» RAW DATA
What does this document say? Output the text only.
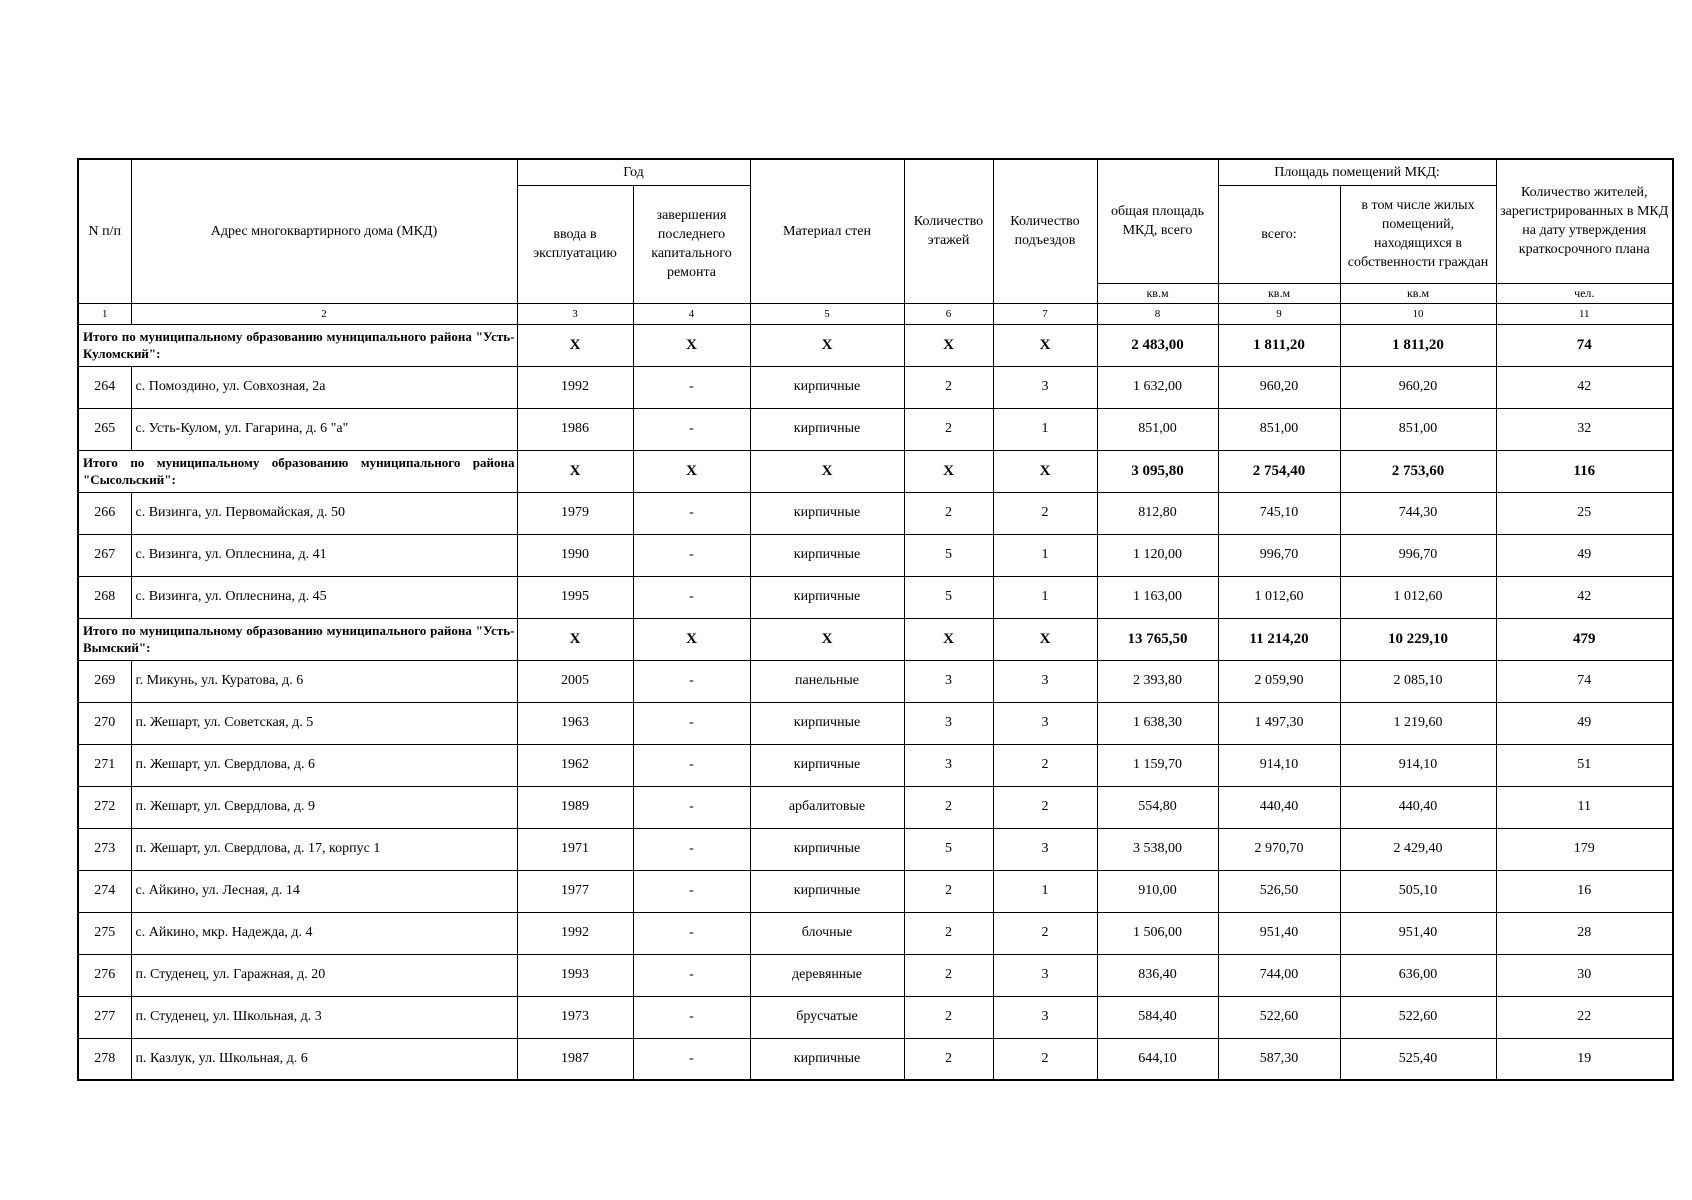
N п/п	Адрес многоквартирного дома (МКД)	Год		Материал стен	Количество этажей	Количество подъездов	общая площадь МКД, всего	Площадь помещений МКД:		Количество жителей, зарегистрированных в МКД на дату утверждения краткосрочного плана
		ввода в эксплуатацию	завершения последнего капитального ремонта					всего:	в том числе жилых помещений, находящихся в собственности граждан	
							кв.м	кв.м	кв.м	чел.
1	2	3	4	5	6	7	8	9	10	11
Итого по муниципальному образованию муниципального района "Усть-Куломский":		X	X	X	X	X	2 483,00	1 811,20	1 811,20	74
264	с. Помоздино, ул. Совхозная, 2а	1992	-	кирпичные	2	3	1 632,00	960,20	960,20	42
265	с. Усть-Кулом, ул. Гагарина, д. 6 "а"	1986	-	кирпичные	2	1	851,00	851,00	851,00	32
Итого по муниципальному образованию муниципального района "Сысольский":		X	X	X	X	X	3 095,80	2 754,40	2 753,60	116
266	с. Визинга, ул. Первомайская, д. 50	1979	-	кирпичные	2	2	812,80	745,10	744,30	25
267	с. Визинга, ул. Оплеснина, д. 41	1990	-	кирпичные	5	1	1 120,00	996,70	996,70	49
268	с. Визинга, ул. Оплеснина, д. 45	1995	-	кирпичные	5	1	1 163,00	1 012,60	1 012,60	42
Итого по муниципальному образованию муниципального района "Усть-Вымский":		X	X	X	X	X	13 765,50	11 214,20	10 229,10	479
269	г. Микунь, ул. Куратова, д. 6	2005	-	панельные	3	3	2 393,80	2 059,90	2 085,10	74
270	п. Жешарт, ул. Советская, д. 5	1963	-	кирпичные	3	3	1 638,30	1 497,30	1 219,60	49
271	п. Жешарт, ул. Свердлова, д. 6	1962	-	кирпичные	3	2	1 159,70	914,10	914,10	51
272	п. Жешарт, ул. Свердлова, д. 9	1989	-	арбалитовые	2	2	554,80	440,40	440,40	11
273	п. Жешарт, ул. Свердлова, д. 17, корпус 1	1971	-	кирпичные	5	3	3 538,00	2 970,70	2 429,40	179
274	с. Айкино, ул. Лесная, д. 14	1977	-	кирпичные	2	1	910,00	526,50	505,10	16
275	с. Айкино, мкр. Надежда, д. 4	1992	-	блочные	2	2	1 506,00	951,40	951,40	28
276	п. Студенец, ул. Гаражная, д. 20	1993	-	деревянные	2	3	836,40	744,00	636,00	30
277	п. Студенец, ул. Школьная, д. 3	1973	-	брусчатые	2	3	584,40	522,60	522,60	22
278	п. Казлук, ул. Школьная, д. 6	1987	-	кирпичные	2	2	644,10	587,30	525,40	19
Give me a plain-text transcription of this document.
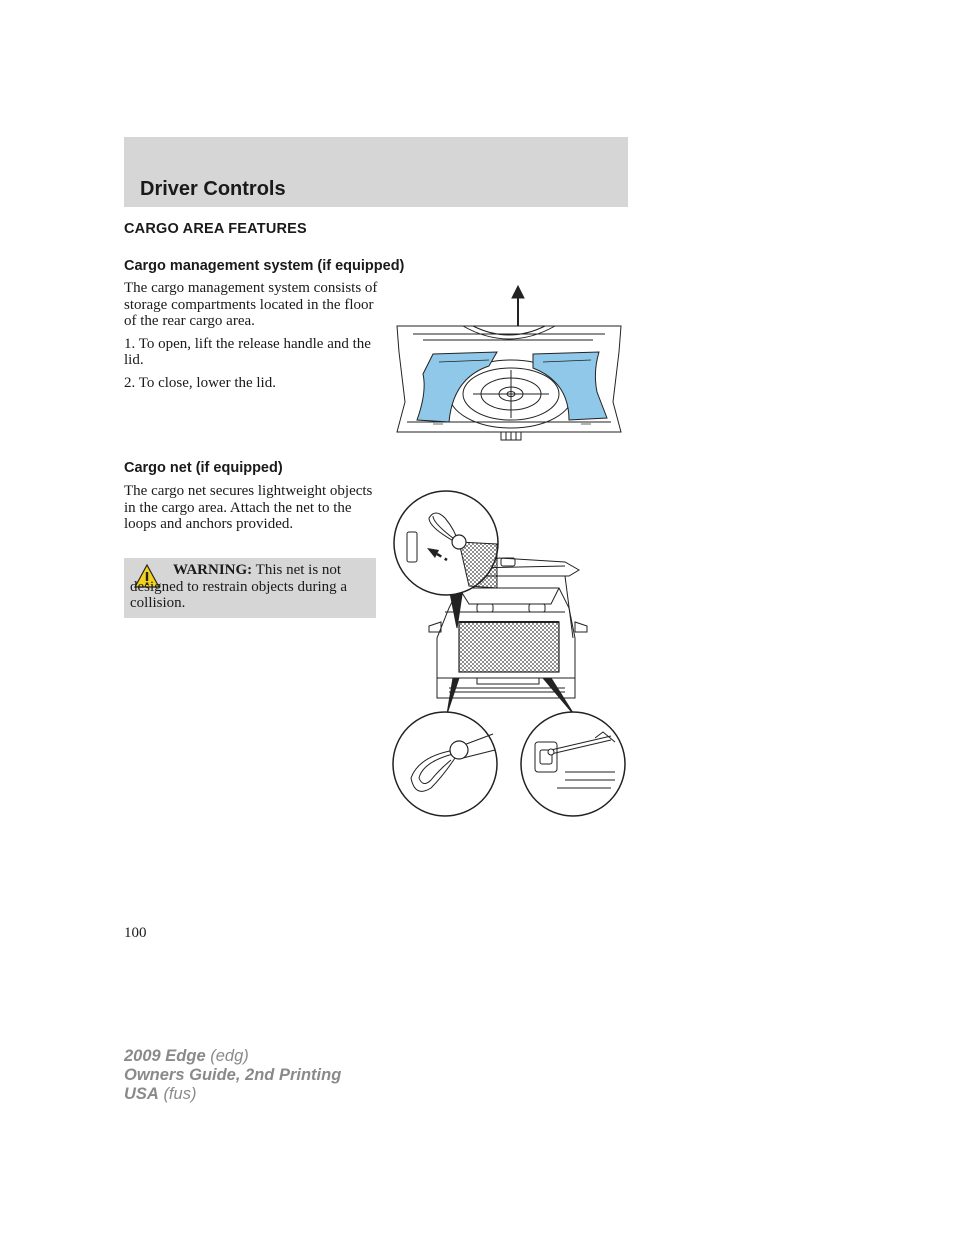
Driver Controls
CARGO AREA FEATURES
Cargo management system (if equipped)

The cargo management system consists of storage compartments located in the floor of the rear cargo area.

1. To open, lift the release handle and the lid.

2. To close, lower the lid.

Cargo net (if equipped)

The cargo net secures lightweight objects in the cargo area. Attach the net to the loops and anchors provided.

WARNING: This net is not designed to restrain objects during a collision.
100
2009 Edge (edg)
Owners Guide, 2nd Printing
USA (fus)
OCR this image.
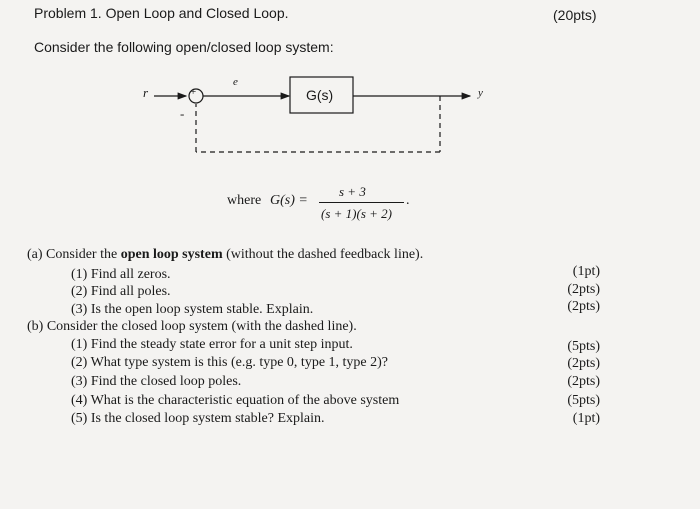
Problem 1. Open Loop and Closed Loop.	(20pts)
Consider the following open/closed loop system:
r	+
-
e
G(s)	y
where G(s) =
s + 3
(s + 1)(s + 2)
.
(a) Consider the open loop system (without the dashed feedback line).
(1) Find all zeros.	(1pt)
(2) Find all poles.	(2pts)
(3) Is the open loop system stable. Explain.	(2pts)
(b) Consider the closed loop system (with the dashed line).
(1) Find the steady state error for a unit step input.	(5pts)
(2) What type system is this (e.g. type 0, type 1, type 2)?	(2pts)
(3) Find the closed loop poles.	(2pts)
(4) What is the characteristic equation of the above system	(5pts)
(5) Is the closed loop system stable? Explain.	(1pt)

» DIRECTION
All lines from the one containing "OCR this image." through the end of the data are to be written out exactly, with nothing added; skip the pictures.

» COMPLETED EXERCISE
OCR this image.
Problem 1. Open Loop and Closed Loop.	(20pts)
Consider the following open/closed loop system:
r	+
-
e
G(s)	y
where G(s) =
s + 3
(s + 1)(s + 2)
.
(a) Consider the open loop system (without the dashed feedback line).
(1) Find all zeros.	(1pt)
(2) Find all poles.	(2pts)
(3) Is the open loop system stable. Explain.	(2pts)
(b) Consider the closed loop system (with the dashed line).
(1) Find the steady state error for a unit step input.	(5pts)
(2) What type system is this (e.g. type 0, type 1, type 2)?	(2pts)
(3) Find the closed loop poles.	(2pts)
(4) What is the characteristic equation of the above system	(5pts)
(5) Is the closed loop system stable? Explain.	(1pt)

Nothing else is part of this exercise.